Input
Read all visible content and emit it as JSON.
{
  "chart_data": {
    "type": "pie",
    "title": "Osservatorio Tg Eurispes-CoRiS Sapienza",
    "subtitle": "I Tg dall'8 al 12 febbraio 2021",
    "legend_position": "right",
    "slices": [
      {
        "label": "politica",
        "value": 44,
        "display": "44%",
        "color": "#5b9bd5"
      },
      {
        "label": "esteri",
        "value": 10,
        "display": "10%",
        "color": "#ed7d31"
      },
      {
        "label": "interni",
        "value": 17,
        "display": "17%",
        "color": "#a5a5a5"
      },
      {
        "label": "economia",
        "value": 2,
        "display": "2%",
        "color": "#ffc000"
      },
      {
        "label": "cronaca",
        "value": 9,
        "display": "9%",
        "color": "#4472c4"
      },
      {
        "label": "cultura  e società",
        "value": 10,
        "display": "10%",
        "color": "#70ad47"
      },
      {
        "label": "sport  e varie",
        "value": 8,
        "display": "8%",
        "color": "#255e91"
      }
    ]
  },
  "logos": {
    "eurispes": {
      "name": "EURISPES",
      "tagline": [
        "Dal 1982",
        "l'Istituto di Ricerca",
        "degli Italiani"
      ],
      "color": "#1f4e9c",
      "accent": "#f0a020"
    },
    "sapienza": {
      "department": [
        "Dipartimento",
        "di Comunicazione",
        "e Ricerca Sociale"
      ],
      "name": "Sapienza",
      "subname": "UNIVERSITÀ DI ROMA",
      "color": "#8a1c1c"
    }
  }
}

Exercise
Write out the entire listing exactly.

Exercise solution
Read all visible content and emit it as JSON.
{
  "chart_data": {
    "type": "pie",
    "title": "Osservatorio Tg Eurispes-CoRiS Sapienza",
    "subtitle": "I Tg dall'8 al 12 febbraio 2021",
    "legend_position": "right",
    "slices": [
      {
        "label": "politica",
        "value": 44,
        "display": "44%",
        "color": "#5b9bd5"
      },
      {
        "label": "esteri",
        "value": 10,
        "display": "10%",
        "color": "#ed7d31"
      },
      {
        "label": "interni",
        "value": 17,
        "display": "17%",
        "color": "#a5a5a5"
      },
      {
        "label": "economia",
        "value": 2,
        "display": "2%",
        "color": "#ffc000"
      },
      {
        "label": "cronaca",
        "value": 9,
        "display": "9%",
        "color": "#4472c4"
      },
      {
        "label": "cultura  e società",
        "value": 10,
        "display": "10%",
        "color": "#70ad47"
      },
      {
        "label": "sport  e varie",
        "value": 8,
        "display": "8%",
        "color": "#255e91"
      }
    ]
  },
  "logos": {
    "eurispes": {
      "name": "EURISPES",
      "tagline": [
        "Dal 1982",
        "l'Istituto di Ricerca",
        "degli Italiani"
      ],
      "color": "#1f4e9c",
      "accent": "#f0a020"
    },
    "sapienza": {
      "department": [
        "Dipartimento",
        "di Comunicazione",
        "e Ricerca Sociale"
      ],
      "name": "Sapienza",
      "subname": "UNIVERSITÀ DI ROMA",
      "color": "#8a1c1c"
    }
  }
}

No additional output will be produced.